» **Data listing**:
.....

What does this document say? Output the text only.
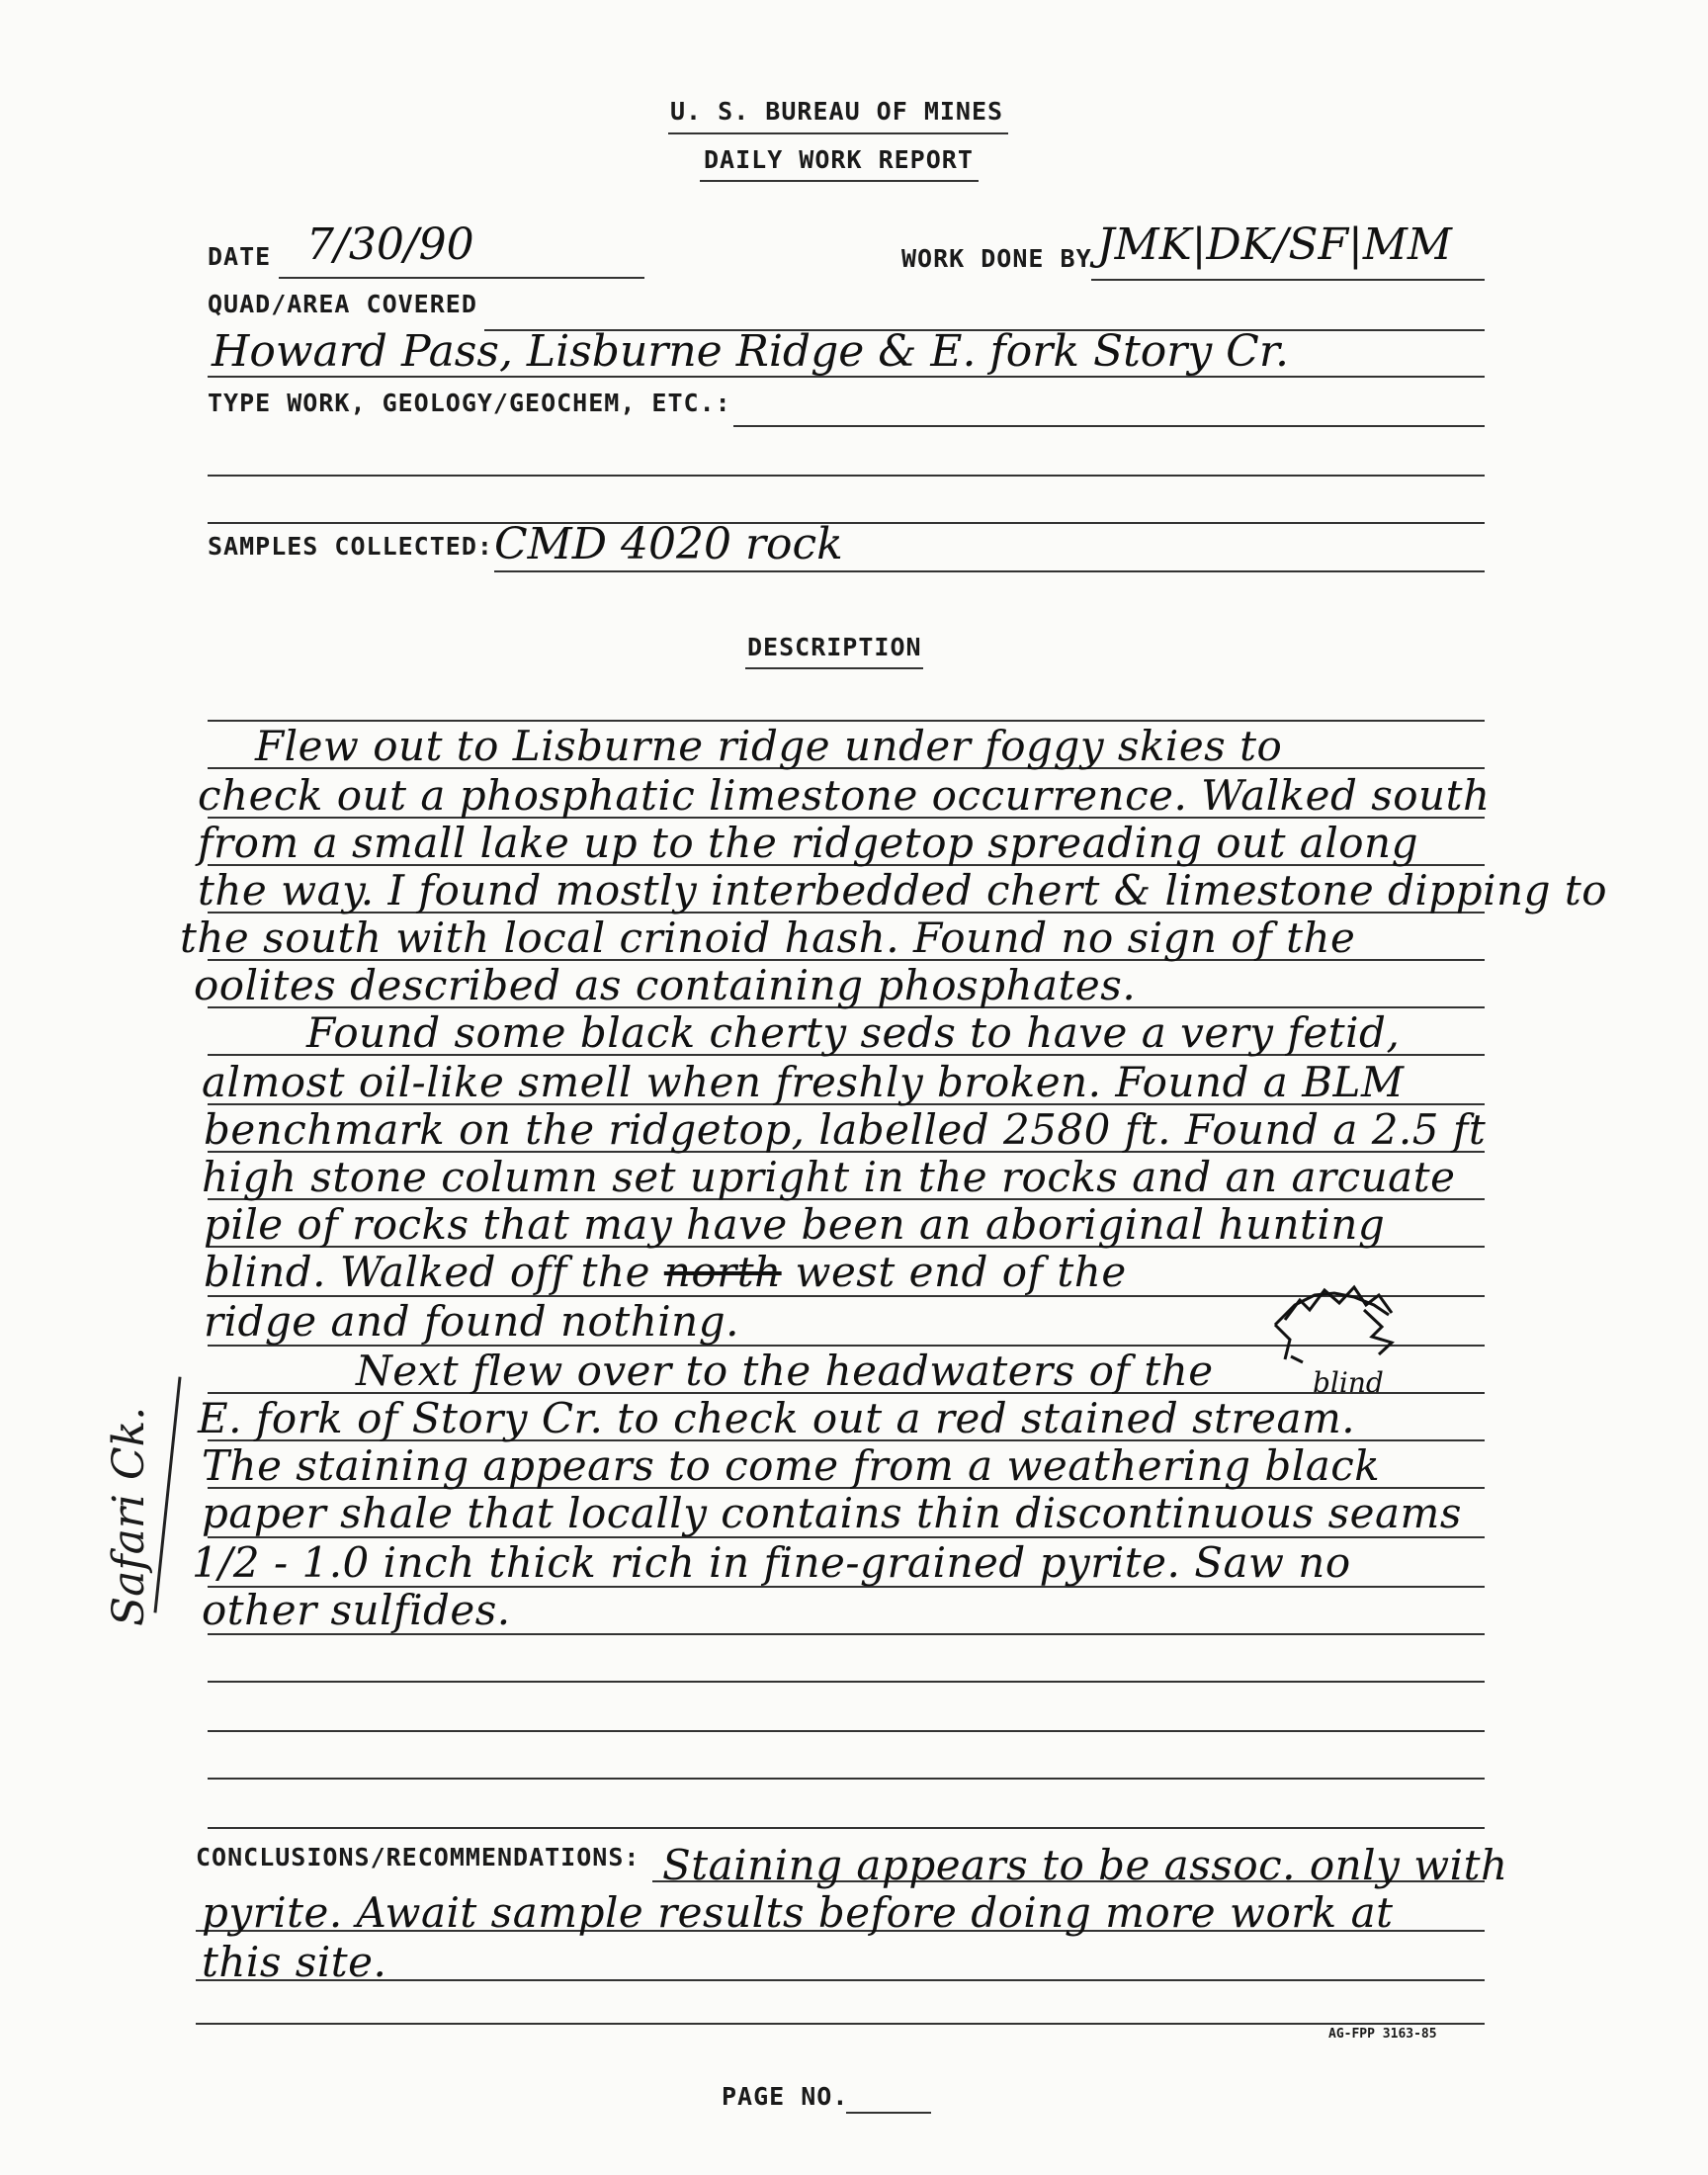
U. S. BUREAU OF MINES
DAILY WORK REPORT
DATE 7/30/90	WORK DONE BY JMK|DK/SF|MM
QUAD/AREA COVERED
Howard Pass, Lisburne Ridge & E. fork Story Cr.
TYPE WORK, GEOLOGY/GEOCHEM, ETC.:
SAMPLES COLLECTED: CMD 4020 rock
DESCRIPTION
Flew out to Lisburne ridge under foggy skies to
check out a phosphatic limestone occurrence. Walked south
from a small lake up to the ridgetop spreading out along
the way. I found mostly interbedded chert & limestone dipping to
the south with local crinoid hash. Found no sign of the
oolites described as containing phosphates.
Found some black cherty seds to have a very fetid,
almost oil-like smell when freshly broken. Found a BLM
benchmark on the ridgetop, labelled 2580 ft. Found a 2.5 ft
high stone column set upright in the rocks and an arcuate
pile of rocks that may have been an aboriginal hunting
blind. Walked off the north west end of the
ridge and found nothing.
Next flew over to the headwaters of the
E. fork of Story Cr. to check out a red stained stream.
The staining appears to come from a weathering black
paper shale that locally contains thin discontinuous seams
1/2 - 1.0 inch thick rich in fine-grained pyrite. Saw no
other sulfides.
blind
Safari Ck.
CONCLUSIONS/RECOMMENDATIONS: Staining appears to be assoc. only with
pyrite. Await sample results before doing more work at
this site.
AG-FPP 3163-85
PAGE NO.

.....

Look through the data above. Copy every line with the string "only" in it.

» **Right answer**:
What does this document say? Output the text only.
CONCLUSIONS/RECOMMENDATIONS: Staining appears to be assoc. only with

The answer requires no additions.